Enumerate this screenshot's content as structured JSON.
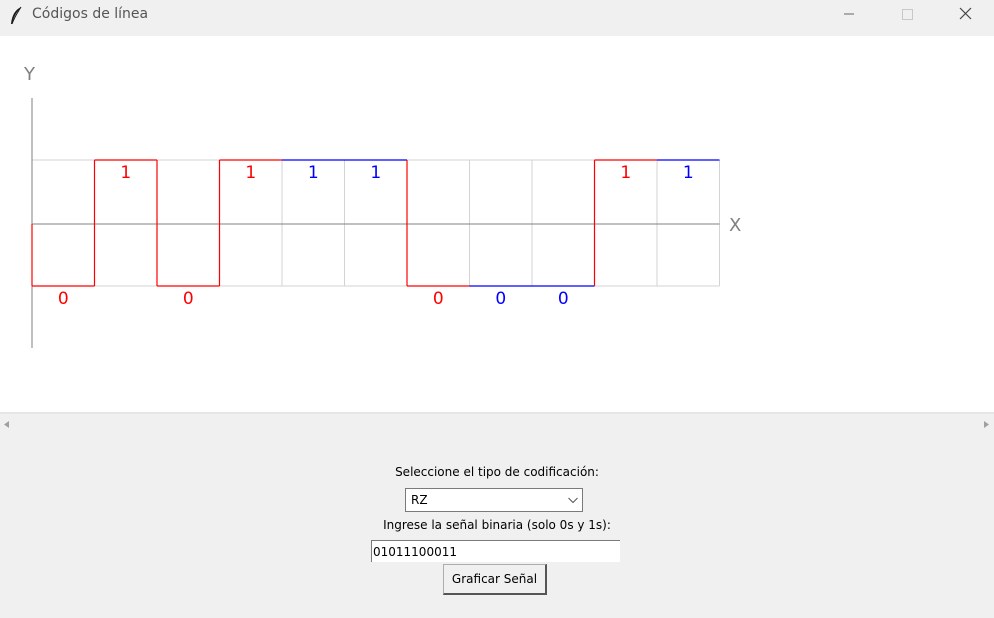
{
  "window": {
    "title": "Códigos de línea",
    "icon": "feather-icon",
    "controls": [
      "minimize-icon",
      "maximize-icon",
      "close-icon"
    ]
  },
  "plot": {
    "y_axis_label": "Y",
    "x_axis_label": "X",
    "bits": [
      "0",
      "1",
      "0",
      "1",
      "1",
      "1",
      "0",
      "0",
      "0",
      "1",
      "1"
    ],
    "colors": {
      "blue": "#0000ff",
      "red": "#ff0000",
      "grid": "#d3d3d3",
      "axis": "#808080"
    }
  },
  "controls": {
    "coding_label": "Seleccione el tipo de codificación:",
    "coding_selected": "RZ",
    "signal_label": "Ingrese la señal binaria (solo 0s y 1s):",
    "signal_value": "01011100011",
    "submit_label": "Graficar Señal"
  }
}
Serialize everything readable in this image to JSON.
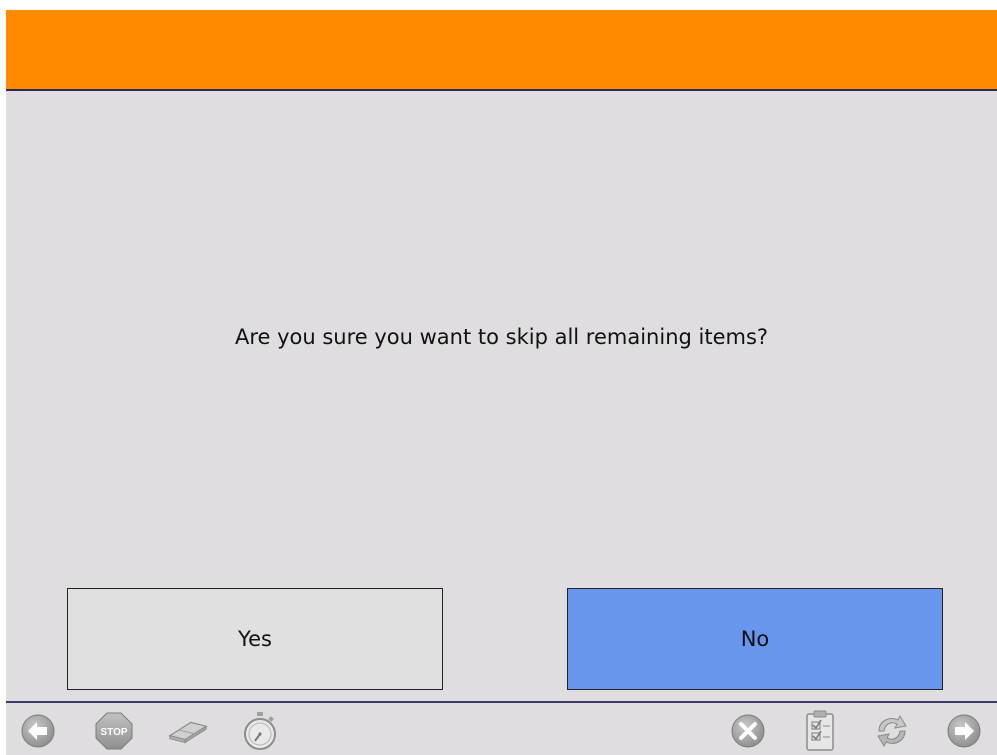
{
  "dialog": {
    "prompt": "Are you sure you want to skip all remaining items?",
    "yes_label": "Yes",
    "no_label": "No"
  },
  "toolbar": {
    "stop_label": "STOP",
    "icons_left": [
      "back-arrow-icon",
      "stop-sign-icon",
      "eraser-icon",
      "stopwatch-icon"
    ],
    "icons_right": [
      "cancel-icon",
      "checklist-icon",
      "refresh-icon",
      "forward-arrow-icon"
    ]
  },
  "colors": {
    "header": "#ff8a00",
    "background": "#dfdde0",
    "yes_button": "#e0e0e0",
    "no_button": "#6896ec",
    "divider": "#2a2a55",
    "icon_gray": "#9a9a9a"
  }
}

Set exercise »
Give the entries again word for word, but skip the pictures.

Task answer »
Enumerate this screenshot's content as structured JSON.
{
  "window": {
    "title": "Códigos de línea",
    "icon": "feather-icon",
    "controls": [
      "minimize-icon",
      "maximize-icon",
      "close-icon"
    ]
  },
  "plot": {
    "y_axis_label": "Y",
    "x_axis_label": "X",
    "bits": [
      "0",
      "1",
      "0",
      "1",
      "1",
      "1",
      "0",
      "0",
      "0",
      "1",
      "1"
    ],
    "colors": {
      "blue": "#0000ff",
      "red": "#ff0000",
      "grid": "#d3d3d3",
      "axis": "#808080"
    }
  },
  "controls": {
    "coding_label": "Seleccione el tipo de codificación:",
    "coding_selected": "RZ",
    "signal_label": "Ingrese la señal binaria (solo 0s y 1s):",
    "signal_value": "01011100011",
    "submit_label": "Graficar Señal"
  }
}
Serialize everything readable in this image to JSON.
{
  "dialog": {
    "prompt": "Are you sure you want to skip all remaining items?",
    "yes_label": "Yes",
    "no_label": "No"
  },
  "toolbar": {
    "stop_label": "STOP",
    "icons_left": [
      "back-arrow-icon",
      "stop-sign-icon",
      "eraser-icon",
      "stopwatch-icon"
    ],
    "icons_right": [
      "cancel-icon",
      "checklist-icon",
      "refresh-icon",
      "forward-arrow-icon"
    ]
  },
  "colors": {
    "header": "#ff8a00",
    "background": "#dfdde0",
    "yes_button": "#e0e0e0",
    "no_button": "#6896ec",
    "divider": "#2a2a55",
    "icon_gray": "#9a9a9a"
  }
}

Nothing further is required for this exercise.